Problem statement:
Pull each line holding "this" out of the entries below.

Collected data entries
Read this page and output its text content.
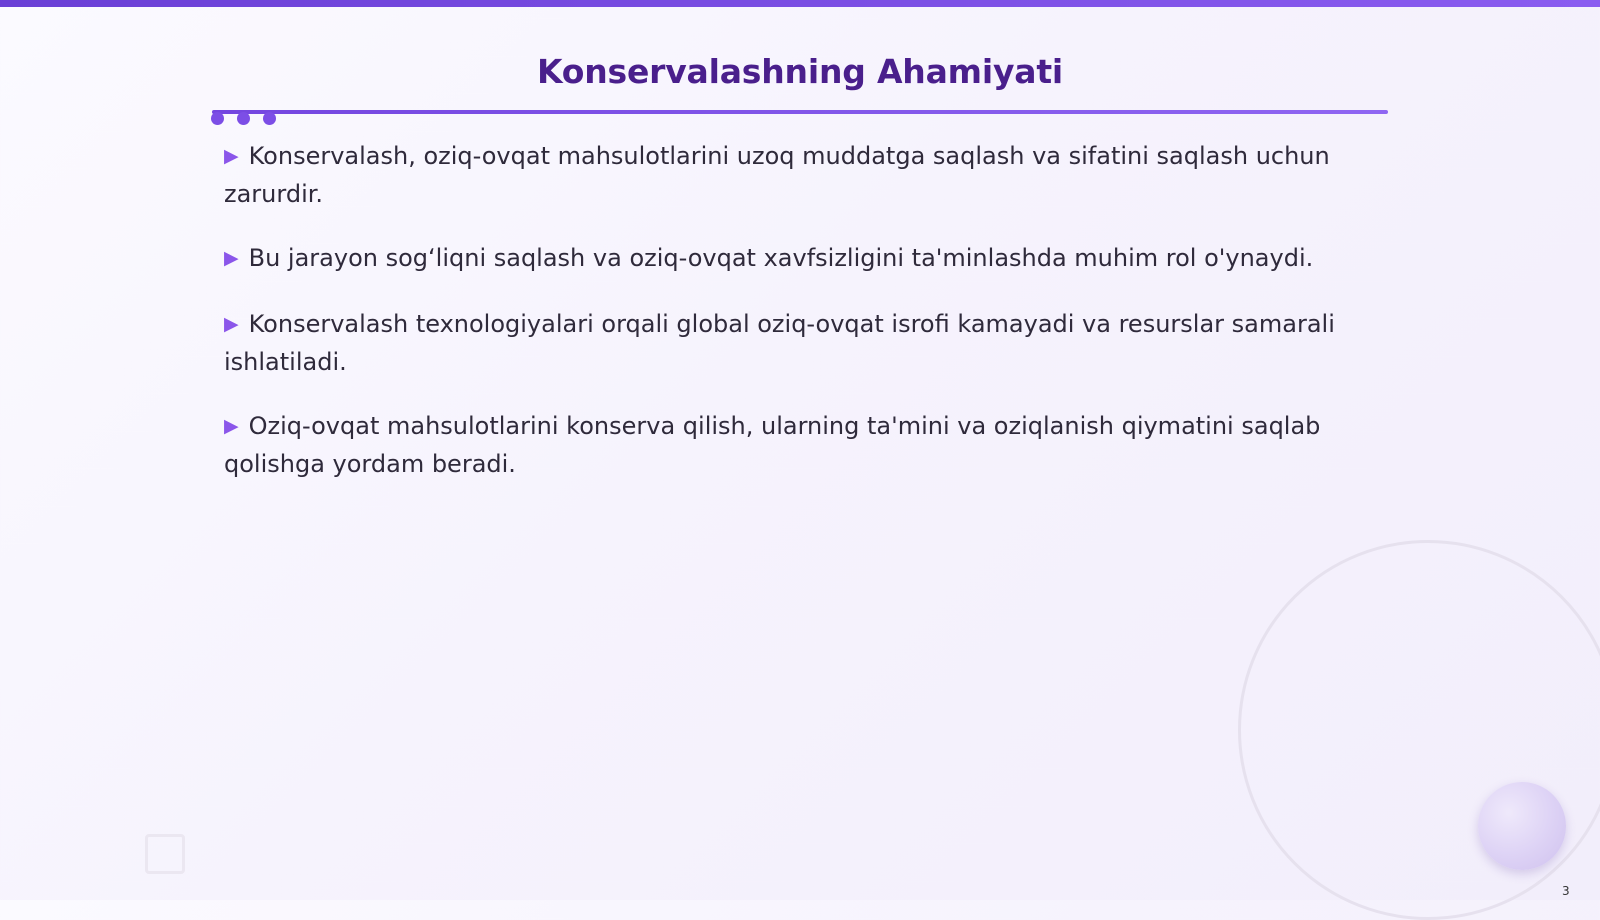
Konservalashning Ahamiyati
▶ Konservalash, oziq-ovqat mahsulotlarini uzoq muddatga saqlash va sifatini saqlash uchun zarurdir.
▶ Bu jarayon sogʻliqni saqlash va oziq-ovqat xavfsizligini ta'minlashda muhim rol o'ynaydi.
▶ Konservalash texnologiyalari orqali global oziq-ovqat isrofi kamayadi va resurslar samarali ishlatiladi.
▶ Oziq-ovqat mahsulotlarini konserva qilish, ularning ta'mini va oziqlanish qiymatini saqlab qolishga yordam beradi.
3
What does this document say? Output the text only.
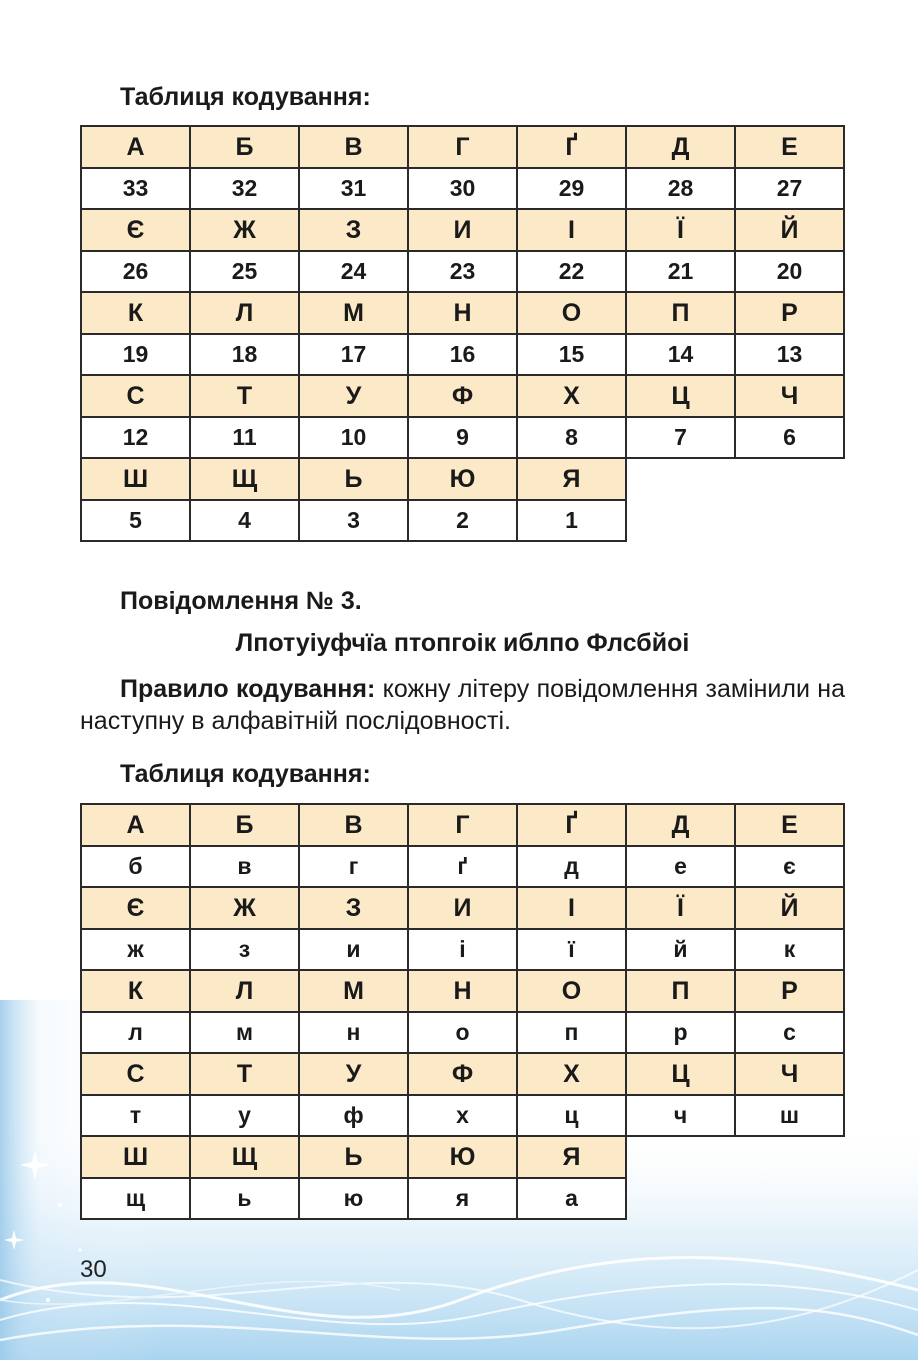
Таблиця кодування:
А	Б	В	Г	Ґ	Д	Е
33	32	31	30	29	28	27
Є	Ж	З	И	І	Ї	Й
26	25	24	23	22	21	20
К	Л	М	Н	О	П	Р
19	18	17	16	15	14	13
С	Т	У	Ф	Х	Ц	Ч
12	11	10	9	8	7	6
Ш	Щ	Ь	Ю	Я		
5	4	3	2	1		
Повідомлення № 3.
Лпотуіуфчїа птопгоік иблпо Флсбйоі
Правило кодування: кожну літеру повідомлення замінили на наступну в алфавітній послідовності.
Таблиця кодування:
А	Б	В	Г	Ґ	Д	Е
б	в	г	ґ	д	е	є
Є	Ж	З	И	І	Ї	Й
ж	з	и	і	ї	й	к
К	Л	М	Н	О	П	Р
л	м	н	о	п	р	с
С	Т	У	Ф	Х	Ц	Ч
т	у	ф	х	ц	ч	ш
Ш	Щ	Ь	Ю	Я		
щ	ь	ю	я	а		
30
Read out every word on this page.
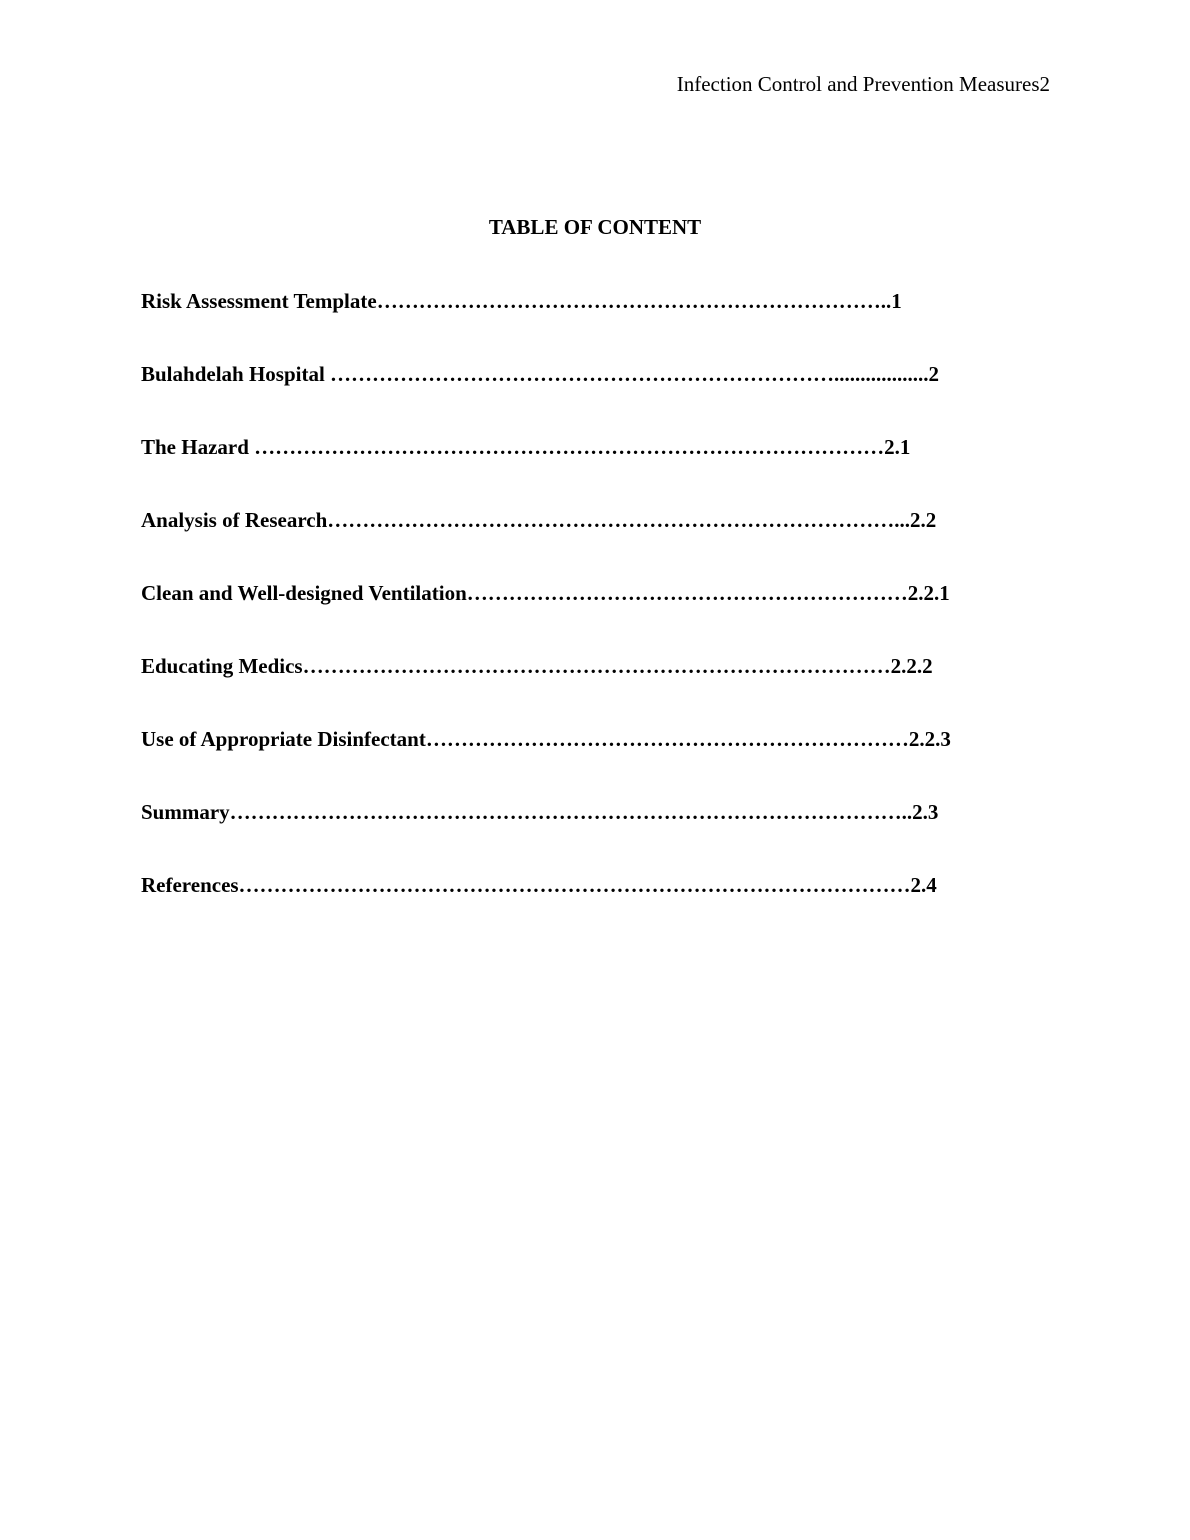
Infection Control and Prevention Measures2
TABLE OF CONTENT
Risk Assessment Template………………………………………………………………..1
Bulahdelah Hospital ………………………………………………………………..................2
The Hazard ………………………………………………………………………………2.1
Analysis of Research………………………………………………………………………...2.2
Clean and Well-designed Ventilation………………………………………………………2.2.1
Educating Medics…………………………………………………………………………2.2.2
Use of Appropriate Disinfectant……………………………………………………………2.2.3
Summary……………………………………………………………………………………..2.3
References……………………………………………………………………………………2.4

Written answer:
Read this page and output its text content.
What does this document say? Output the text only.
Read out every word on this page.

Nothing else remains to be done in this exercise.